---------- Raw data ----------
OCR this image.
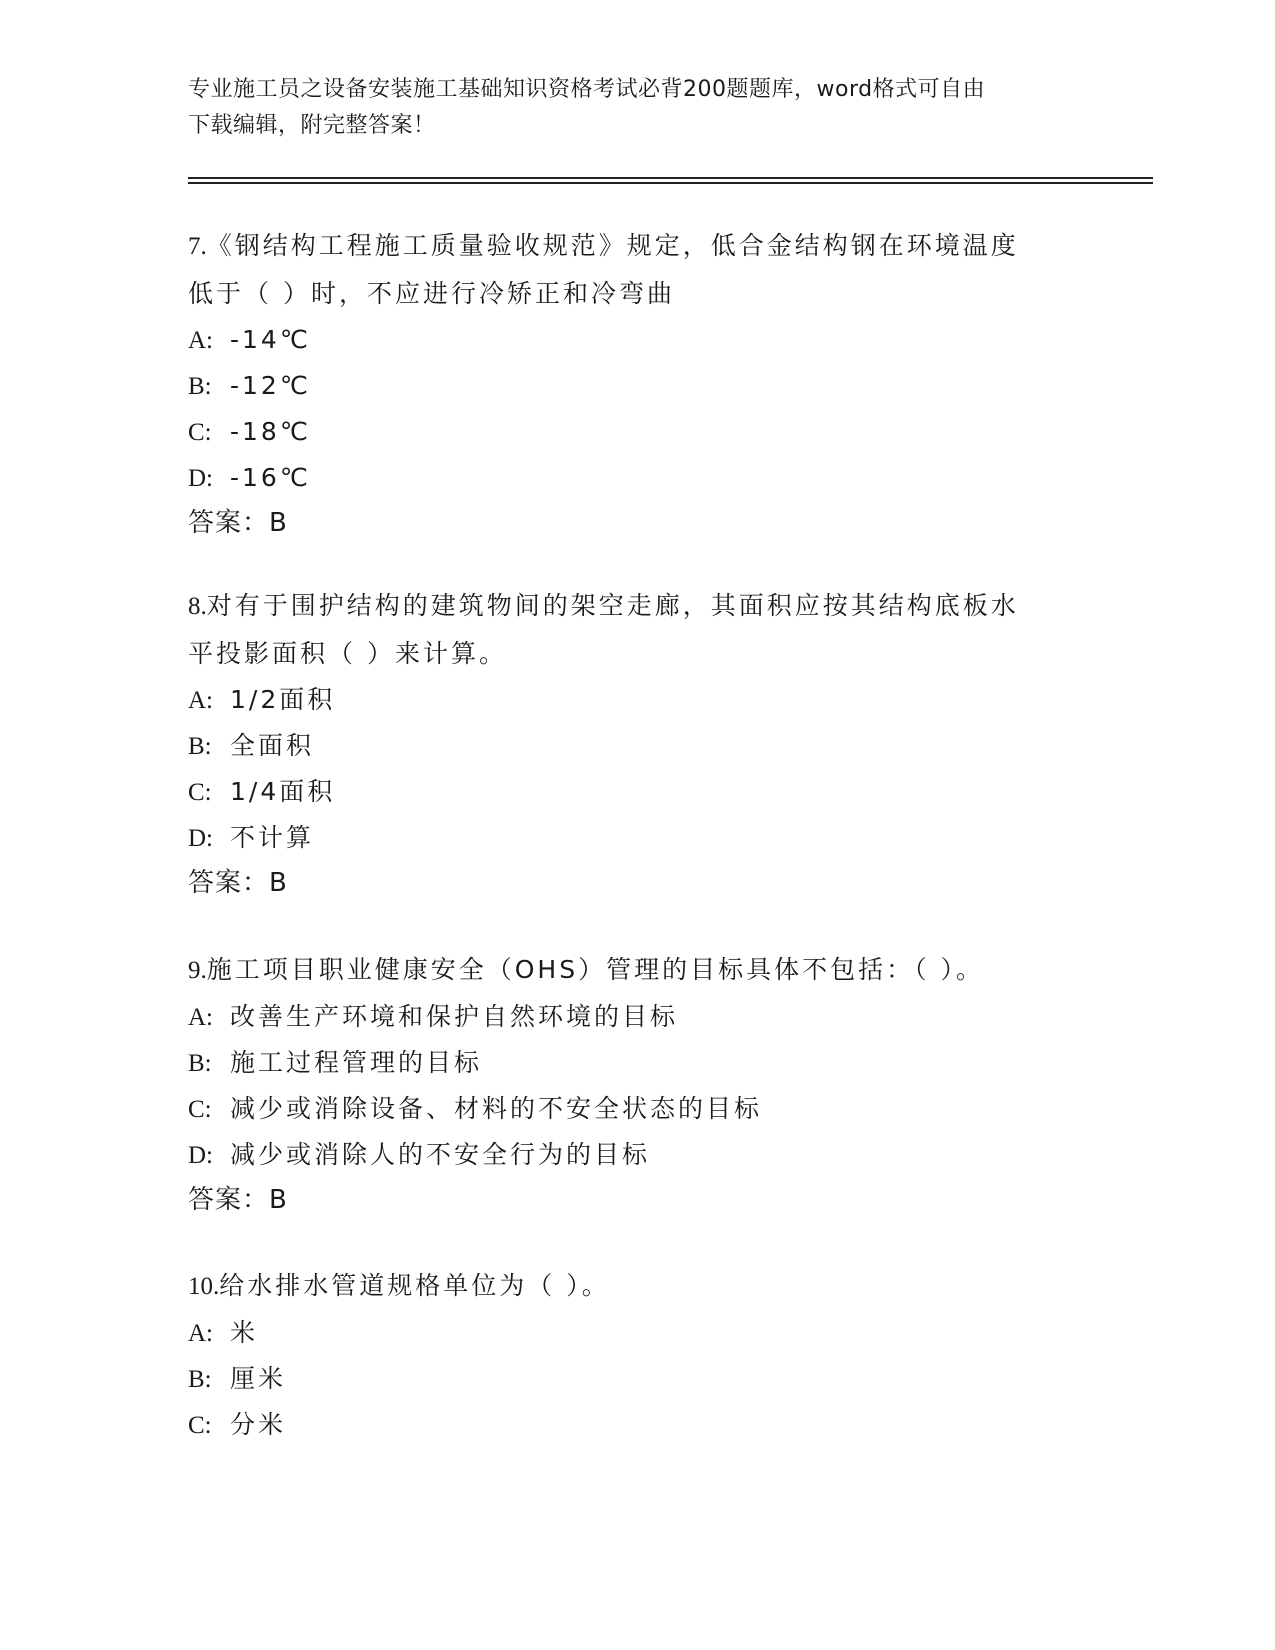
专业施工员之设备安装施工基础知识资格考试必背200题题库，word格式可自由
下载编辑，附完整答案！
7.《钢结构工程施工质量验收规范》规定，低合金结构钢在环境温度
低于（ ）时，不应进行冷矫正和冷弯曲
A: -14℃
B: -12℃
C: -18℃
D: -16℃
答案：B
8.对有于围护结构的建筑物间的架空走廊，其面积应按其结构底板水
平投影面积（ ）来计算。
A: 1/2面积
B: 全面积
C: 1/4面积
D: 不计算
答案：B
9.施工项目职业健康安全（OHS）管理的目标具体不包括：（ ）。
A: 改善生产环境和保护自然环境的目标
B: 施工过程管理的目标
C: 减少或消除设备、材料的不安全状态的目标
D: 减少或消除人的不安全行为的目标
答案：B
10.给水排水管道规格单位为（ ）。
A: 米
B: 厘米
C: 分米
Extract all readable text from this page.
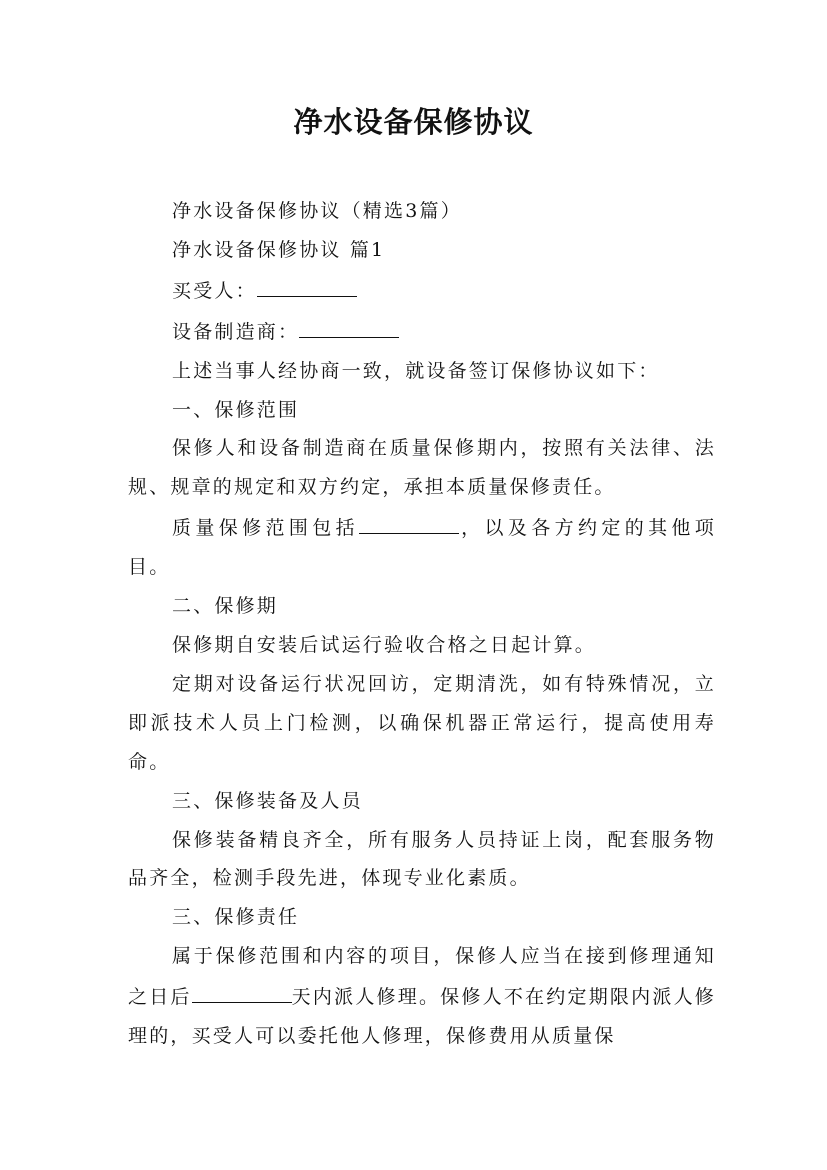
净水设备保修协议

净水设备保修协议（精选3篇）

净水设备保修协议 篇1

买受人：

设备制造商：

上述当事人经协商一致，就设备签订保修协议如下：

一、保修范围

保修人和设备制造商在质量保修期内，按照有关法律、法规、规章的规定和双方约定，承担本质量保修责任。

质量保修范围包括	，以及各方约定的其他项目。

二、保修期

保修期自安装后试运行验收合格之日起计算。

定期对设备运行状况回访，定期清洗，如有特殊情况，立即派技术人员上门检测，以确保机器正常运行，提高使用寿命。

三、保修装备及人员

保修装备精良齐全，所有服务人员持证上岗，配套服务物品齐全，检测手段先进，体现专业化素质。

三、保修责任

属于保修范围和内容的项目，保修人应当在接到修理通知之日后	天内派人修理。保修人不在约定期限内派人修理的，买受人可以委托他人修理，保修费用从质量保
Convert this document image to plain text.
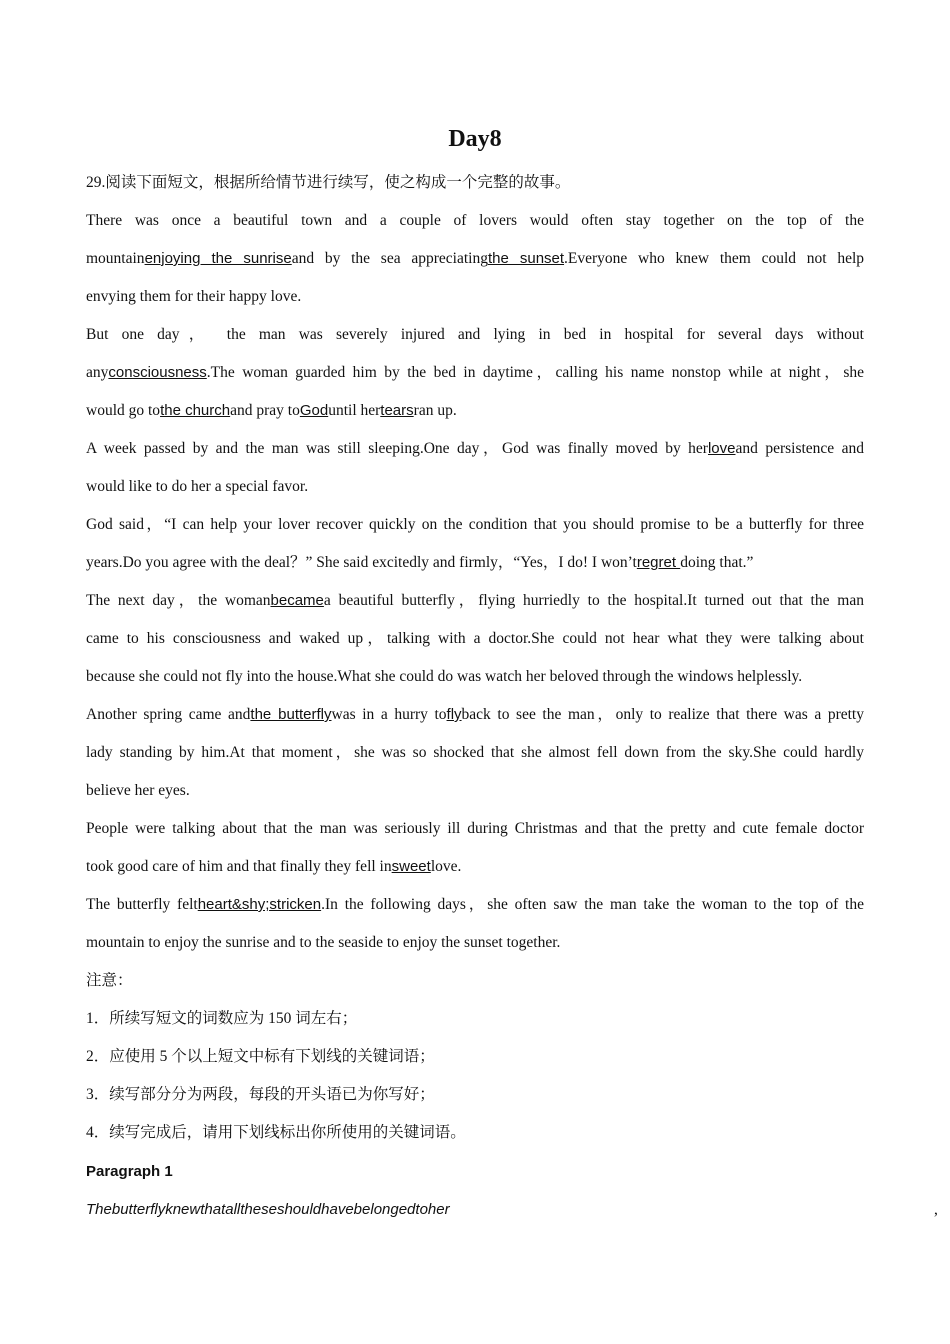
Day8
29.阅读下面短文，根据所给情节进行续写，使之构成一个完整的故事。
There was once a beautiful town and a couple of lovers would often stay together on the top of the
mountainenjoying the sunriseand by the sea appreciatingthe sunset.Everyone who knew them could not help
envying them for their happy love.
But one day， the man was severely injured and lying in bed in hospital for several days without
anyconsciousness.The woman guarded him by the bed in daytime，calling his name nonstop while at night，she
would go tothe churchand pray toGoduntil hertearsran up.
A week passed by and the man was still sleeping.One day，God was finally moved by herloveand persistence and
would like to do her a special favor.
God said，“I can help your lover recover quickly on the condition that you should promise to be a butterfly for three
years.Do you agree with the deal？” She said excitedly and firmly，“Yes，I do! I won’tregret doing that.”
The next day，the womanbecamea beautiful butterfly，flying hurriedly to the hospital.It turned out that the man
came to his consciousness and waked up，talking with a doctor.She could not hear what they were talking about
because she could not fly into the house.What she could do was watch her beloved through the windows helplessly.
Another spring came andthe butterflywas in a hurry toflyback to see the man，only to realize that there was a pretty
lady standing by him.At that moment，she was so shocked that she almost fell down from the sky.She could hardly
believe her eyes.
People were talking about that the man was seriously ill during Christmas and that the pretty and cute female doctor
took good care of him and that finally they fell insweetlove.
The butterfly feltheart&shy;stricken.In the following days，she often saw the man take the woman to the top of the
mountain to enjoy the sunrise and to the seaside to enjoy the sunset together.
注意：
1．所续写短文的词数应为 150 词左右；
2．应使用 5 个以上短文中标有下划线的关键词语；
3．续写部分分为两段，每段的开头语已为你写好；
4．续写完成后，请用下划线标出你所使用的关键词语。
Paragraph 1
Thebutterflyknewthatalltheseshouldhavebelongedtoher	,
----------
### The exercise
From the entries above, return each line with the word "often" in it.

### Full answer
There was once a beautiful town and a couple of lovers would often stay together on the top of the
The butterfly feltheart&shy;stricken.In the following days，she often saw the man take the woman to the top of the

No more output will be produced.